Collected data
▬▬▬

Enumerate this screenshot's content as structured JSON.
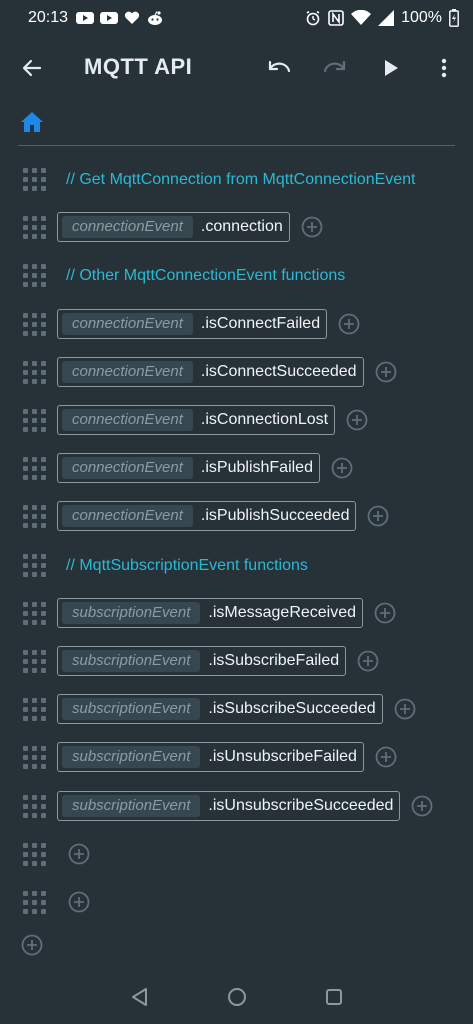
{
  "status": {
    "time": "20:13",
    "battery": "100%",
    "left_icons": [
      "youtube-icon",
      "youtube-icon",
      "heart-icon",
      "reddit-icon"
    ],
    "right_icons": [
      "alarm-icon",
      "nfc-icon",
      "wifi-icon",
      "signal-icon",
      "battery-icon"
    ]
  },
  "toolbar": {
    "title": "MQTT API",
    "icons": [
      "back-arrow-icon",
      "undo-icon",
      "redo-icon",
      "play-icon",
      "more-vert-icon"
    ]
  },
  "colors": {
    "background": "#263238",
    "comment": "#2bb8d4",
    "param_bg": "#37474f",
    "home_icon": "#1e88e5",
    "muted_icon": "#5f6e78"
  },
  "rows": [
    {
      "type": "comment",
      "text": "// Get MqttConnection from MqttConnectionEvent"
    },
    {
      "type": "block",
      "param": "connectionEvent",
      "method": ".connection"
    },
    {
      "type": "comment",
      "text": "// Other MqttConnectionEvent functions"
    },
    {
      "type": "block",
      "param": "connectionEvent",
      "method": ".isConnectFailed"
    },
    {
      "type": "block",
      "param": "connectionEvent",
      "method": ".isConnectSucceeded"
    },
    {
      "type": "block",
      "param": "connectionEvent",
      "method": ".isConnectionLost"
    },
    {
      "type": "block",
      "param": "connectionEvent",
      "method": ".isPublishFailed"
    },
    {
      "type": "block",
      "param": "connectionEvent",
      "method": ".isPublishSucceeded"
    },
    {
      "type": "comment",
      "text": "// MqttSubscriptionEvent functions"
    },
    {
      "type": "block",
      "param": "subscriptionEvent",
      "method": ".isMessageReceived"
    },
    {
      "type": "block",
      "param": "subscriptionEvent",
      "method": ".isSubscribeFailed"
    },
    {
      "type": "block",
      "param": "subscriptionEvent",
      "method": ".isSubscribeSucceeded"
    },
    {
      "type": "block",
      "param": "subscriptionEvent",
      "method": ".isUnsubscribeFailed"
    },
    {
      "type": "block",
      "param": "subscriptionEvent",
      "method": ".isUnsubscribeSucceeded"
    },
    {
      "type": "empty"
    },
    {
      "type": "empty"
    }
  ],
  "navbar": {
    "icons": [
      "nav-back-icon",
      "nav-home-icon",
      "nav-recents-icon"
    ]
  }
}
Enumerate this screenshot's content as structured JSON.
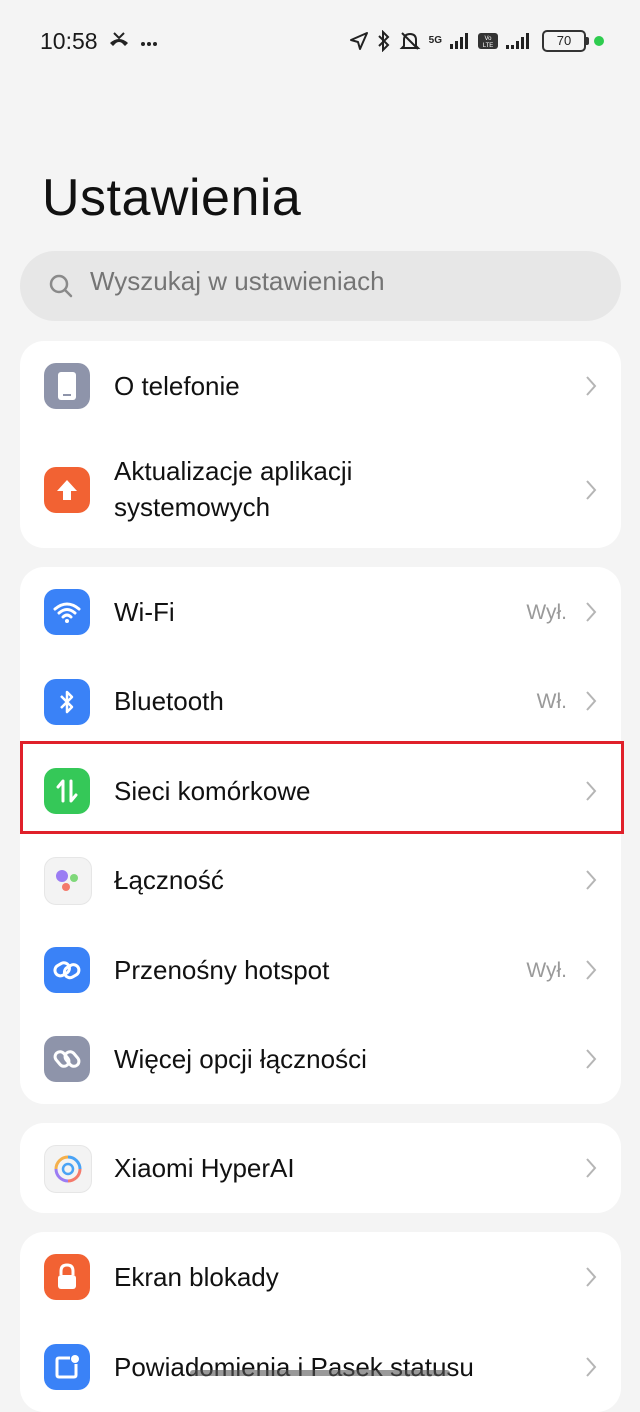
{
  "status_bar": {
    "time": "10:58",
    "left_icons": [
      "missed-call-icon",
      "more-dots-icon"
    ],
    "network_label": "5G",
    "volte_label": "Vo LTE",
    "battery": "70"
  },
  "page": {
    "title": "Ustawienia"
  },
  "search": {
    "placeholder": "Wyszukaj w ustawieniach"
  },
  "groups": [
    {
      "items": [
        {
          "label": "O telefonie",
          "icon": "phone-icon",
          "color": "#8e94aa"
        },
        {
          "label_line1": "Aktualizacje aplikacji",
          "label_line2": "systemowych",
          "icon": "arrow-up-icon",
          "color": "#f26233"
        }
      ]
    },
    {
      "items": [
        {
          "label": "Wi-Fi",
          "value": "Wył.",
          "icon": "wifi-icon",
          "color": "#3a82f7"
        },
        {
          "label": "Bluetooth",
          "value": "Wł.",
          "icon": "bluetooth-icon",
          "color": "#3a82f7"
        },
        {
          "label": "Sieci komórkowe",
          "icon": "mobile-data-icon",
          "color": "#35c858",
          "highlighted": true
        },
        {
          "label": "Łączność",
          "icon": "connectivity-dots-icon",
          "color": "#f3f3f3"
        },
        {
          "label": "Przenośny hotspot",
          "value": "Wył.",
          "icon": "hotspot-icon",
          "color": "#3a82f7"
        },
        {
          "label": "Więcej opcji łączności",
          "icon": "link-icon",
          "color": "#8e94aa"
        }
      ]
    },
    {
      "items": [
        {
          "label": "Xiaomi HyperAI",
          "icon": "hyperai-icon",
          "color": "#f3f3f3"
        }
      ]
    },
    {
      "items": [
        {
          "label": "Ekran blokady",
          "icon": "lock-icon",
          "color": "#f26233"
        },
        {
          "label": "Powiadomienia i Pasek statusu",
          "icon": "notification-icon",
          "color": "#3a82f7"
        }
      ]
    }
  ],
  "highlight_color": "#e0202a"
}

▬▬▬

- What this task involves: Set down the complete material exactly, but do not include the images.

- Answer in full:
Enumerate this screenshot's content as structured JSON.
{
  "status": {
    "time": "20:13",
    "battery": "100%",
    "left_icons": [
      "youtube-icon",
      "youtube-icon",
      "heart-icon",
      "reddit-icon"
    ],
    "right_icons": [
      "alarm-icon",
      "nfc-icon",
      "wifi-icon",
      "signal-icon",
      "battery-icon"
    ]
  },
  "toolbar": {
    "title": "MQTT API",
    "icons": [
      "back-arrow-icon",
      "undo-icon",
      "redo-icon",
      "play-icon",
      "more-vert-icon"
    ]
  },
  "colors": {
    "background": "#263238",
    "comment": "#2bb8d4",
    "param_bg": "#37474f",
    "home_icon": "#1e88e5",
    "muted_icon": "#5f6e78"
  },
  "rows": [
    {
      "type": "comment",
      "text": "// Get MqttConnection from MqttConnectionEvent"
    },
    {
      "type": "block",
      "param": "connectionEvent",
      "method": ".connection"
    },
    {
      "type": "comment",
      "text": "// Other MqttConnectionEvent functions"
    },
    {
      "type": "block",
      "param": "connectionEvent",
      "method": ".isConnectFailed"
    },
    {
      "type": "block",
      "param": "connectionEvent",
      "method": ".isConnectSucceeded"
    },
    {
      "type": "block",
      "param": "connectionEvent",
      "method": ".isConnectionLost"
    },
    {
      "type": "block",
      "param": "connectionEvent",
      "method": ".isPublishFailed"
    },
    {
      "type": "block",
      "param": "connectionEvent",
      "method": ".isPublishSucceeded"
    },
    {
      "type": "comment",
      "text": "// MqttSubscriptionEvent functions"
    },
    {
      "type": "block",
      "param": "subscriptionEvent",
      "method": ".isMessageReceived"
    },
    {
      "type": "block",
      "param": "subscriptionEvent",
      "method": ".isSubscribeFailed"
    },
    {
      "type": "block",
      "param": "subscriptionEvent",
      "method": ".isSubscribeSucceeded"
    },
    {
      "type": "block",
      "param": "subscriptionEvent",
      "method": ".isUnsubscribeFailed"
    },
    {
      "type": "block",
      "param": "subscriptionEvent",
      "method": ".isUnsubscribeSucceeded"
    },
    {
      "type": "empty"
    },
    {
      "type": "empty"
    }
  ],
  "navbar": {
    "icons": [
      "nav-back-icon",
      "nav-home-icon",
      "nav-recents-icon"
    ]
  }
}
Enumerate this screenshot's content as structured JSON.
{
  "status_bar": {
    "time": "10:58",
    "left_icons": [
      "missed-call-icon",
      "more-dots-icon"
    ],
    "network_label": "5G",
    "volte_label": "Vo LTE",
    "battery": "70"
  },
  "page": {
    "title": "Ustawienia"
  },
  "search": {
    "placeholder": "Wyszukaj w ustawieniach"
  },
  "groups": [
    {
      "items": [
        {
          "label": "O telefonie",
          "icon": "phone-icon",
          "color": "#8e94aa"
        },
        {
          "label_line1": "Aktualizacje aplikacji",
          "label_line2": "systemowych",
          "icon": "arrow-up-icon",
          "color": "#f26233"
        }
      ]
    },
    {
      "items": [
        {
          "label": "Wi-Fi",
          "value": "Wył.",
          "icon": "wifi-icon",
          "color": "#3a82f7"
        },
        {
          "label": "Bluetooth",
          "value": "Wł.",
          "icon": "bluetooth-icon",
          "color": "#3a82f7"
        },
        {
          "label": "Sieci komórkowe",
          "icon": "mobile-data-icon",
          "color": "#35c858",
          "highlighted": true
        },
        {
          "label": "Łączność",
          "icon": "connectivity-dots-icon",
          "color": "#f3f3f3"
        },
        {
          "label": "Przenośny hotspot",
          "value": "Wył.",
          "icon": "hotspot-icon",
          "color": "#3a82f7"
        },
        {
          "label": "Więcej opcji łączności",
          "icon": "link-icon",
          "color": "#8e94aa"
        }
      ]
    },
    {
      "items": [
        {
          "label": "Xiaomi HyperAI",
          "icon": "hyperai-icon",
          "color": "#f3f3f3"
        }
      ]
    },
    {
      "items": [
        {
          "label": "Ekran blokady",
          "icon": "lock-icon",
          "color": "#f26233"
        },
        {
          "label": "Powiadomienia i Pasek statusu",
          "icon": "notification-icon",
          "color": "#3a82f7"
        }
      ]
    }
  ],
  "highlight_color": "#e0202a"
}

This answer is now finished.